## [PROMPT]
Could you transcribe the items below exactly as they appear, leaving out the pictures?

## [DATA RECORDS]
=====
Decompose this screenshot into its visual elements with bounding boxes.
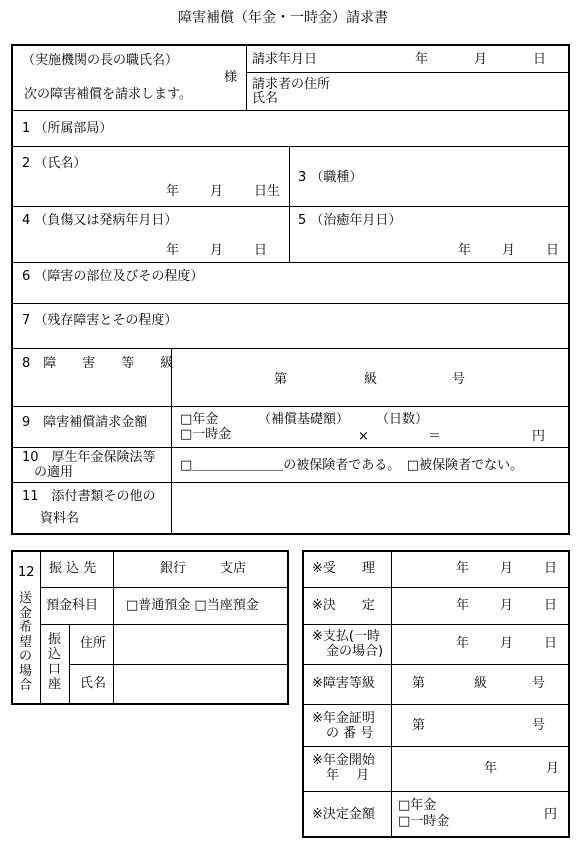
row-divider [12, 262, 569, 263]
office-col [391, 551, 392, 837]
sama-label: 様 [224, 70, 238, 85]
dept-label: 1 （所属部局） [22, 121, 113, 136]
pension-label: 10 厚生年金保険法等 [22, 450, 156, 465]
decided-label: ※決 定 [312, 598, 375, 613]
name-field-label: 2 （氏名） [22, 156, 87, 171]
birth-month: 月 [210, 184, 224, 199]
ichijikin-checkbox[interactable]: □一時金 [180, 427, 232, 442]
office-grade-go: 号 [532, 676, 546, 691]
grade-go: 号 [452, 372, 466, 387]
cert-dai: 第 [412, 718, 426, 733]
office-nenkin-checkbox[interactable]: □年金 [398, 798, 437, 813]
paid-month: 月 [500, 636, 514, 651]
office-row [303, 587, 569, 588]
remit-name-label: 氏名 [80, 676, 107, 691]
injury-year: 年 [166, 243, 180, 258]
remit-row [41, 624, 288, 625]
remit-row [41, 587, 288, 588]
col-divider [246, 45, 247, 110]
row-divider [12, 348, 569, 349]
decided-month: 月 [500, 598, 514, 613]
cert-label-2: の 番 号 [326, 726, 374, 741]
received-label: ※受 理 [312, 561, 375, 576]
office-row [303, 664, 569, 665]
cert-go: 号 [532, 718, 546, 733]
request-text: 次の障害補償を請求します。 [24, 87, 192, 102]
grade-kyu: 級 [364, 372, 378, 387]
remit-number: 12 [18, 565, 35, 580]
month-label: 月 [474, 52, 488, 67]
paid-label: ※支払(一時 [312, 629, 380, 644]
received-day: 日 [544, 561, 558, 576]
col-divider [289, 146, 290, 262]
amount-label: 9 障害補償請求金額 [22, 415, 148, 430]
row-divider [12, 447, 569, 448]
bank-label: 銀行 [160, 561, 187, 576]
day-label: 日 [533, 52, 547, 67]
part-label: 6 （障害の部位及びその程度） [22, 269, 204, 284]
birth-day: 日生 [254, 184, 281, 199]
row-divider [12, 206, 569, 207]
injury-date-label: 4 （負傷又は発病年月日） [22, 213, 178, 228]
cure-date-label: 5 （治癒年月日） [298, 213, 402, 228]
col-divider [171, 348, 172, 534]
account-vertical-label: 振 込 口 座 [48, 632, 62, 692]
decided-amount-label: ※決定金額 [312, 807, 375, 822]
decided-year: 年 [456, 598, 470, 613]
paid-year: 年 [456, 636, 470, 651]
office-grade-label: ※障害等級 [312, 676, 375, 691]
row-divider [12, 146, 569, 147]
row-divider [12, 110, 569, 111]
start-month: 月 [546, 761, 560, 776]
pension-label-2: の適用 [34, 465, 74, 480]
office-grade-dai: 第 [412, 676, 426, 691]
days-label: （日数） [376, 412, 429, 427]
paid-label-2: 金の場合) [326, 644, 384, 659]
header-divider [246, 72, 569, 73]
remit-address-label: 住所 [80, 636, 107, 651]
row-divider [12, 303, 569, 304]
base-amount-label: （補償基礎額） [258, 412, 350, 427]
office-box [302, 550, 570, 838]
account-type-options[interactable]: □普通預金 □当座預金 [126, 598, 259, 613]
office-ichijikin-checkbox[interactable]: □一時金 [398, 814, 450, 829]
office-row [303, 624, 569, 625]
branch-label: 支店 [220, 561, 247, 576]
cert-label: ※年金証明 [312, 711, 375, 726]
row-divider [12, 406, 569, 407]
grade-dai: 第 [274, 372, 288, 387]
job-label: 3 （職種） [298, 170, 363, 185]
form-title: 障害補償（年金・一時金）請求書 [178, 10, 388, 26]
row-divider [12, 482, 569, 483]
remit-vertical-label: 送 金 希 望 の 場 合 [19, 591, 33, 693]
times-sign: × [358, 429, 369, 444]
grade-label: 8 障 害 等 級 [22, 356, 174, 371]
paid-day: 日 [544, 636, 558, 651]
dest-label: 振 込 先 [49, 561, 97, 576]
cure-year: 年 [458, 243, 472, 258]
remit-row [70, 664, 288, 665]
office-grade-kyu: 級 [474, 676, 488, 691]
injury-month: 月 [210, 243, 224, 258]
birth-year: 年 [166, 184, 180, 199]
remit-col [113, 551, 114, 704]
received-month: 月 [500, 561, 514, 576]
office-row [303, 704, 569, 705]
start-label-2: 年 月 [326, 768, 370, 783]
residual-label: 7 （残存障害とその程度） [22, 313, 178, 328]
office-row [303, 791, 569, 792]
account-type-label: 預金科目 [46, 598, 99, 613]
remit-col [40, 551, 41, 704]
equals-sign: ＝ [428, 429, 442, 444]
pension-options[interactable]: □＿＿＿＿＿＿＿の被保険者である。 □被保険者でない。 [180, 458, 524, 473]
address-label: 請求者の住所 [252, 77, 331, 92]
cure-day: 日 [546, 243, 560, 258]
name-label: 氏名 [252, 91, 279, 106]
cure-month: 月 [502, 243, 516, 258]
office-yen-label: 円 [544, 807, 558, 822]
attach-label-2: 資料名 [40, 511, 80, 526]
request-date-label: 請求年月日 [252, 52, 318, 67]
year-label: 年 [415, 52, 429, 67]
injury-day: 日 [254, 243, 268, 258]
office-row [303, 746, 569, 747]
start-year: 年 [484, 761, 498, 776]
received-year: 年 [456, 561, 470, 576]
addressee-label: （実施機関の長の職氏名） [22, 53, 179, 68]
start-label: ※年金開始 [312, 753, 375, 768]
nenkin-checkbox[interactable]: □年金 [180, 412, 219, 427]
yen-label: 円 [532, 429, 546, 444]
decided-day: 日 [544, 598, 558, 613]
attach-label: 11 添付書類その他の [22, 489, 156, 504]
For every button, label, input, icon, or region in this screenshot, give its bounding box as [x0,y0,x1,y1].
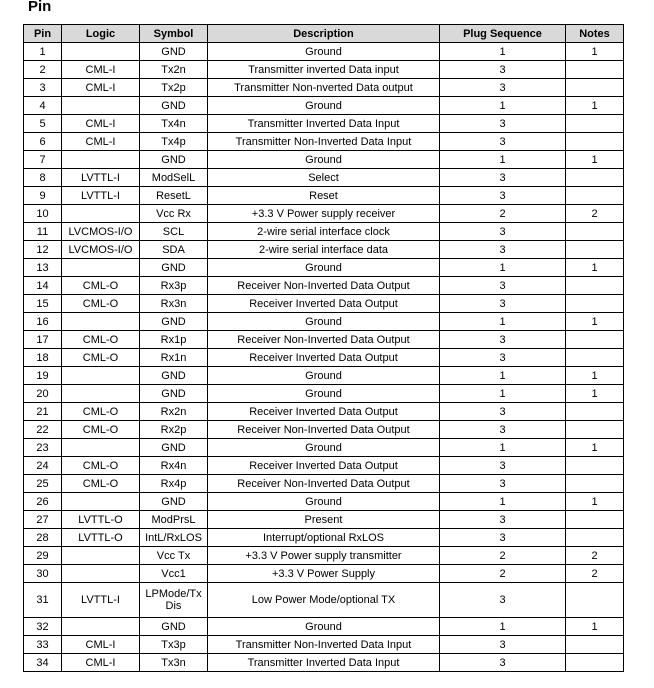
=====
## [EXPECTED ANSWER]
Decompose this screenshot into its visual elements with bounding boxes.
row-divider [12, 262, 569, 263]
office-col [391, 551, 392, 837]
sama-label: 様 [224, 70, 238, 85]
dept-label: 1 （所属部局） [22, 121, 113, 136]
pension-label: 10 厚生年金保険法等 [22, 450, 156, 465]
decided-label: ※決 定 [312, 598, 375, 613]
name-field-label: 2 （氏名） [22, 156, 87, 171]
birth-month: 月 [210, 184, 224, 199]
ichijikin-checkbox[interactable]: □一時金 [180, 427, 232, 442]
office-grade-go: 号 [532, 676, 546, 691]
grade-go: 号 [452, 372, 466, 387]
cert-dai: 第 [412, 718, 426, 733]
office-nenkin-checkbox[interactable]: □年金 [398, 798, 437, 813]
paid-month: 月 [500, 636, 514, 651]
office-row [303, 587, 569, 588]
remit-name-label: 氏名 [80, 676, 107, 691]
injury-year: 年 [166, 243, 180, 258]
remit-row [41, 624, 288, 625]
remit-row [41, 587, 288, 588]
col-divider [246, 45, 247, 110]
row-divider [12, 348, 569, 349]
decided-month: 月 [500, 598, 514, 613]
cert-label-2: の 番 号 [326, 726, 374, 741]
received-label: ※受 理 [312, 561, 375, 576]
office-row [303, 664, 569, 665]
cert-go: 号 [532, 718, 546, 733]
request-text: 次の障害補償を請求します。 [24, 87, 192, 102]
grade-kyu: 級 [364, 372, 378, 387]
remit-number: 12 [18, 565, 35, 580]
month-label: 月 [474, 52, 488, 67]
paid-label: ※支払(一時 [312, 629, 380, 644]
received-day: 日 [544, 561, 558, 576]
col-divider [289, 146, 290, 262]
amount-label: 9 障害補償請求金額 [22, 415, 148, 430]
row-divider [12, 447, 569, 448]
bank-label: 銀行 [160, 561, 187, 576]
day-label: 日 [533, 52, 547, 67]
part-label: 6 （障害の部位及びその程度） [22, 269, 204, 284]
birth-day: 日生 [254, 184, 281, 199]
row-divider [12, 206, 569, 207]
injury-date-label: 4 （負傷又は発病年月日） [22, 213, 178, 228]
cure-date-label: 5 （治癒年月日） [298, 213, 402, 228]
col-divider [171, 348, 172, 534]
account-vertical-label: 振 込 口 座 [48, 632, 62, 692]
decided-amount-label: ※決定金額 [312, 807, 375, 822]
decided-year: 年 [456, 598, 470, 613]
paid-year: 年 [456, 636, 470, 651]
office-grade-label: ※障害等級 [312, 676, 375, 691]
row-divider [12, 146, 569, 147]
row-divider [12, 110, 569, 111]
start-month: 月 [546, 761, 560, 776]
pension-label-2: の適用 [34, 465, 74, 480]
office-grade-dai: 第 [412, 676, 426, 691]
days-label: （日数） [376, 412, 429, 427]
paid-label-2: 金の場合) [326, 644, 384, 659]
header-divider [246, 72, 569, 73]
remit-address-label: 住所 [80, 636, 107, 651]
row-divider [12, 303, 569, 304]
base-amount-label: （補償基礎額） [258, 412, 350, 427]
office-box [302, 550, 570, 838]
account-type-options[interactable]: □普通預金 □当座預金 [126, 598, 259, 613]
office-ichijikin-checkbox[interactable]: □一時金 [398, 814, 450, 829]
office-row [303, 624, 569, 625]
branch-label: 支店 [220, 561, 247, 576]
cert-label: ※年金証明 [312, 711, 375, 726]
row-divider [12, 406, 569, 407]
grade-dai: 第 [274, 372, 288, 387]
job-label: 3 （職種） [298, 170, 363, 185]
form-title: 障害補償（年金・一時金）請求書 [178, 10, 388, 26]
row-divider [12, 482, 569, 483]
remit-vertical-label: 送 金 希 望 の 場 合 [19, 591, 33, 693]
times-sign: × [358, 429, 369, 444]
grade-label: 8 障 害 等 級 [22, 356, 174, 371]
paid-day: 日 [544, 636, 558, 651]
dest-label: 振 込 先 [49, 561, 97, 576]
cure-year: 年 [458, 243, 472, 258]
remit-row [70, 664, 288, 665]
office-grade-kyu: 級 [474, 676, 488, 691]
injury-month: 月 [210, 243, 224, 258]
birth-year: 年 [166, 184, 180, 199]
remit-col [113, 551, 114, 704]
received-month: 月 [500, 561, 514, 576]
office-row [303, 704, 569, 705]
start-label-2: 年 月 [326, 768, 370, 783]
residual-label: 7 （残存障害とその程度） [22, 313, 178, 328]
office-row [303, 791, 569, 792]
account-type-label: 預金科目 [46, 598, 99, 613]
remit-col [40, 551, 41, 704]
equals-sign: ＝ [428, 429, 442, 444]
pension-options[interactable]: □＿＿＿＿＿＿＿の被保険者である。 □被保険者でない。 [180, 458, 524, 473]
address-label: 請求者の住所 [252, 77, 331, 92]
cure-day: 日 [546, 243, 560, 258]
name-label: 氏名 [252, 91, 279, 106]
cure-month: 月 [502, 243, 516, 258]
office-yen-label: 円 [544, 807, 558, 822]
attach-label-2: 資料名 [40, 511, 80, 526]
request-date-label: 請求年月日 [252, 52, 318, 67]
year-label: 年 [415, 52, 429, 67]
injury-day: 日 [254, 243, 268, 258]
office-row [303, 746, 569, 747]
start-year: 年 [484, 761, 498, 776]
received-year: 年 [456, 561, 470, 576]
addressee-label: （実施機関の長の職氏名） [22, 53, 179, 68]
start-label: ※年金開始 [312, 753, 375, 768]
nenkin-checkbox[interactable]: □年金 [180, 412, 219, 427]
yen-label: 円 [532, 429, 546, 444]
decided-day: 日 [544, 598, 558, 613]
attach-label: 11 添付書類その他の [22, 489, 156, 504]
For every button, label, input, icon, or region in this screenshot, give its bounding box as [x0,y0,x1,y1].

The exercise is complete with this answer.